## Given task
Reproduce each of the lines word for word.

START Information given

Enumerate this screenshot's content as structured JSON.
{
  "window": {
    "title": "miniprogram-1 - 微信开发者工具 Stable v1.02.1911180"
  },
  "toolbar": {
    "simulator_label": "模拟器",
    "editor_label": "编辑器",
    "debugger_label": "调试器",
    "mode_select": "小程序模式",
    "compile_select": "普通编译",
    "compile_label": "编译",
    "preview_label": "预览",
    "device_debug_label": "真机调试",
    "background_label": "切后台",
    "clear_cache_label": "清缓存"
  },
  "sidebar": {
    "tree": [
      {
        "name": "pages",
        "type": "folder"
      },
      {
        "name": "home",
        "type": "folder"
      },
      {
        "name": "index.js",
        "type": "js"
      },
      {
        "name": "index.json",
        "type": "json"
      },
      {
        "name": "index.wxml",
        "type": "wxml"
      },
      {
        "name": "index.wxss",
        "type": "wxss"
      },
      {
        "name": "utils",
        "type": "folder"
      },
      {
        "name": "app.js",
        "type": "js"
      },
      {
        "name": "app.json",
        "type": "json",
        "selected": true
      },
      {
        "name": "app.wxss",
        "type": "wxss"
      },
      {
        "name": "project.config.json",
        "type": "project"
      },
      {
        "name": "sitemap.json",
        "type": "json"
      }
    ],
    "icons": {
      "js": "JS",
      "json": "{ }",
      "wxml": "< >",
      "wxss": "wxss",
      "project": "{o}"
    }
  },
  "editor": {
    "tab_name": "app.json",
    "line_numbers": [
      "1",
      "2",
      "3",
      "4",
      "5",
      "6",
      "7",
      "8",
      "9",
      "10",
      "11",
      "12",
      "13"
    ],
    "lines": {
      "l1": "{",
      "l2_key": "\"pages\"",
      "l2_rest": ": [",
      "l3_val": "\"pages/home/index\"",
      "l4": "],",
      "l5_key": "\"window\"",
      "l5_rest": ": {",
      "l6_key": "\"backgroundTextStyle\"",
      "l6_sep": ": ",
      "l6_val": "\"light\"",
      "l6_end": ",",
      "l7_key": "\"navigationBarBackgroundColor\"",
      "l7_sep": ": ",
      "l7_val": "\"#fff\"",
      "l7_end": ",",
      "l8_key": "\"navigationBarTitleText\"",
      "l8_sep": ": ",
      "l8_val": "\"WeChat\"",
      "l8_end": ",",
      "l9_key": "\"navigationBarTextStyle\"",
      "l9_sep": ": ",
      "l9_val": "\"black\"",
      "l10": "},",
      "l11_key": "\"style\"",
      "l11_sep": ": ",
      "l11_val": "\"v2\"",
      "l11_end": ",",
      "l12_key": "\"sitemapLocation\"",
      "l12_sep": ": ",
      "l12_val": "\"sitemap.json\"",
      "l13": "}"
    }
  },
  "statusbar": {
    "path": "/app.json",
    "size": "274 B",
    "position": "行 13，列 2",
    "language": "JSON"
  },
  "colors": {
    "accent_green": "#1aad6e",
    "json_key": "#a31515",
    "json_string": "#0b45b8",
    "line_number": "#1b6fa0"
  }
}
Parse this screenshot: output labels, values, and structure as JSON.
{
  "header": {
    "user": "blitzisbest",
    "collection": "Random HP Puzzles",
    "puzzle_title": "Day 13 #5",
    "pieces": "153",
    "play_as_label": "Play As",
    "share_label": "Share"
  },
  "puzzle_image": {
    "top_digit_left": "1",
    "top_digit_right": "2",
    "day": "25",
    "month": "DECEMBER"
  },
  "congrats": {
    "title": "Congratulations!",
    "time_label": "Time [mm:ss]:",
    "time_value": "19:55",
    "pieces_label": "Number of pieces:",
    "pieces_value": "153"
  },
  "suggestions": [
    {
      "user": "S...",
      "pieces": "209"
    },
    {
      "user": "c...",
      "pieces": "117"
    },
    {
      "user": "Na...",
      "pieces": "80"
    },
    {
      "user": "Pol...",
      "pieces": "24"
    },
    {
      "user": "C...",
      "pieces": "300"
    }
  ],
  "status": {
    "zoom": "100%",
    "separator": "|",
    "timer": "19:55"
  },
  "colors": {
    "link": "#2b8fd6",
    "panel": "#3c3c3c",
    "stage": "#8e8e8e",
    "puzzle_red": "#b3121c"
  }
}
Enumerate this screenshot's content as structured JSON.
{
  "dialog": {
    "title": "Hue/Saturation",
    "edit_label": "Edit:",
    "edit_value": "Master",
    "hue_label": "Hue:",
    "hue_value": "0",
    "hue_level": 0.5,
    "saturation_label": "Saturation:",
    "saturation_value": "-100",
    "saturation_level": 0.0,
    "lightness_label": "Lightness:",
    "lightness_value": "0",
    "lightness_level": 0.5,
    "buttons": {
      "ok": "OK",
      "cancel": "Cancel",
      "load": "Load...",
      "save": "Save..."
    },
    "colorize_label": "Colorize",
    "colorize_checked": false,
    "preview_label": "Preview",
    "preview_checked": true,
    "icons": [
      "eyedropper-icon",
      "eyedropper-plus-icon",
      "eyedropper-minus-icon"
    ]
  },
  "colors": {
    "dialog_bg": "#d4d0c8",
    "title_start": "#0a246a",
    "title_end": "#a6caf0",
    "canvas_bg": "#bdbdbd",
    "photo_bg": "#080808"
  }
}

END Information given

## Complete answer
Enumerate this screenshot's content as structured JSON.
{
  "window": {
    "title": "miniprogram-1 - 微信开发者工具 Stable v1.02.1911180"
  },
  "toolbar": {
    "simulator_label": "模拟器",
    "editor_label": "编辑器",
    "debugger_label": "调试器",
    "mode_select": "小程序模式",
    "compile_select": "普通编译",
    "compile_label": "编译",
    "preview_label": "预览",
    "device_debug_label": "真机调试",
    "background_label": "切后台",
    "clear_cache_label": "清缓存"
  },
  "sidebar": {
    "tree": [
      {
        "name": "pages",
        "type": "folder"
      },
      {
        "name": "home",
        "type": "folder"
      },
      {
        "name": "index.js",
        "type": "js"
      },
      {
        "name": "index.json",
        "type": "json"
      },
      {
        "name": "index.wxml",
        "type": "wxml"
      },
      {
        "name": "index.wxss",
        "type": "wxss"
      },
      {
        "name": "utils",
        "type": "folder"
      },
      {
        "name": "app.js",
        "type": "js"
      },
      {
        "name": "app.json",
        "type": "json",
        "selected": true
      },
      {
        "name": "app.wxss",
        "type": "wxss"
      },
      {
        "name": "project.config.json",
        "type": "project"
      },
      {
        "name": "sitemap.json",
        "type": "json"
      }
    ],
    "icons": {
      "js": "JS",
      "json": "{ }",
      "wxml": "< >",
      "wxss": "wxss",
      "project": "{o}"
    }
  },
  "editor": {
    "tab_name": "app.json",
    "line_numbers": [
      "1",
      "2",
      "3",
      "4",
      "5",
      "6",
      "7",
      "8",
      "9",
      "10",
      "11",
      "12",
      "13"
    ],
    "lines": {
      "l1": "{",
      "l2_key": "\"pages\"",
      "l2_rest": ": [",
      "l3_val": "\"pages/home/index\"",
      "l4": "],",
      "l5_key": "\"window\"",
      "l5_rest": ": {",
      "l6_key": "\"backgroundTextStyle\"",
      "l6_sep": ": ",
      "l6_val": "\"light\"",
      "l6_end": ",",
      "l7_key": "\"navigationBarBackgroundColor\"",
      "l7_sep": ": ",
      "l7_val": "\"#fff\"",
      "l7_end": ",",
      "l8_key": "\"navigationBarTitleText\"",
      "l8_sep": ": ",
      "l8_val": "\"WeChat\"",
      "l8_end": ",",
      "l9_key": "\"navigationBarTextStyle\"",
      "l9_sep": ": ",
      "l9_val": "\"black\"",
      "l10": "},",
      "l11_key": "\"style\"",
      "l11_sep": ": ",
      "l11_val": "\"v2\"",
      "l11_end": ",",
      "l12_key": "\"sitemapLocation\"",
      "l12_sep": ": ",
      "l12_val": "\"sitemap.json\"",
      "l13": "}"
    }
  },
  "statusbar": {
    "path": "/app.json",
    "size": "274 B",
    "position": "行 13，列 2",
    "language": "JSON"
  },
  "colors": {
    "accent_green": "#1aad6e",
    "json_key": "#a31515",
    "json_string": "#0b45b8",
    "line_number": "#1b6fa0"
  }
}
Parse this screenshot: output labels, values, and structure as JSON.
{
  "header": {
    "user": "blitzisbest",
    "collection": "Random HP Puzzles",
    "puzzle_title": "Day 13 #5",
    "pieces": "153",
    "play_as_label": "Play As",
    "share_label": "Share"
  },
  "puzzle_image": {
    "top_digit_left": "1",
    "top_digit_right": "2",
    "day": "25",
    "month": "DECEMBER"
  },
  "congrats": {
    "title": "Congratulations!",
    "time_label": "Time [mm:ss]:",
    "time_value": "19:55",
    "pieces_label": "Number of pieces:",
    "pieces_value": "153"
  },
  "suggestions": [
    {
      "user": "S...",
      "pieces": "209"
    },
    {
      "user": "c...",
      "pieces": "117"
    },
    {
      "user": "Na...",
      "pieces": "80"
    },
    {
      "user": "Pol...",
      "pieces": "24"
    },
    {
      "user": "C...",
      "pieces": "300"
    }
  ],
  "status": {
    "zoom": "100%",
    "separator": "|",
    "timer": "19:55"
  },
  "colors": {
    "link": "#2b8fd6",
    "panel": "#3c3c3c",
    "stage": "#8e8e8e",
    "puzzle_red": "#b3121c"
  }
}
Enumerate this screenshot's content as structured JSON.
{
  "dialog": {
    "title": "Hue/Saturation",
    "edit_label": "Edit:",
    "edit_value": "Master",
    "hue_label": "Hue:",
    "hue_value": "0",
    "hue_level": 0.5,
    "saturation_label": "Saturation:",
    "saturation_value": "-100",
    "saturation_level": 0.0,
    "lightness_label": "Lightness:",
    "lightness_value": "0",
    "lightness_level": 0.5,
    "buttons": {
      "ok": "OK",
      "cancel": "Cancel",
      "load": "Load...",
      "save": "Save..."
    },
    "colorize_label": "Colorize",
    "colorize_checked": false,
    "preview_label": "Preview",
    "preview_checked": true,
    "icons": [
      "eyedropper-icon",
      "eyedropper-plus-icon",
      "eyedropper-minus-icon"
    ]
  },
  "colors": {
    "dialog_bg": "#d4d0c8",
    "title_start": "#0a246a",
    "title_end": "#a6caf0",
    "canvas_bg": "#bdbdbd",
    "photo_bg": "#080808"
  }
}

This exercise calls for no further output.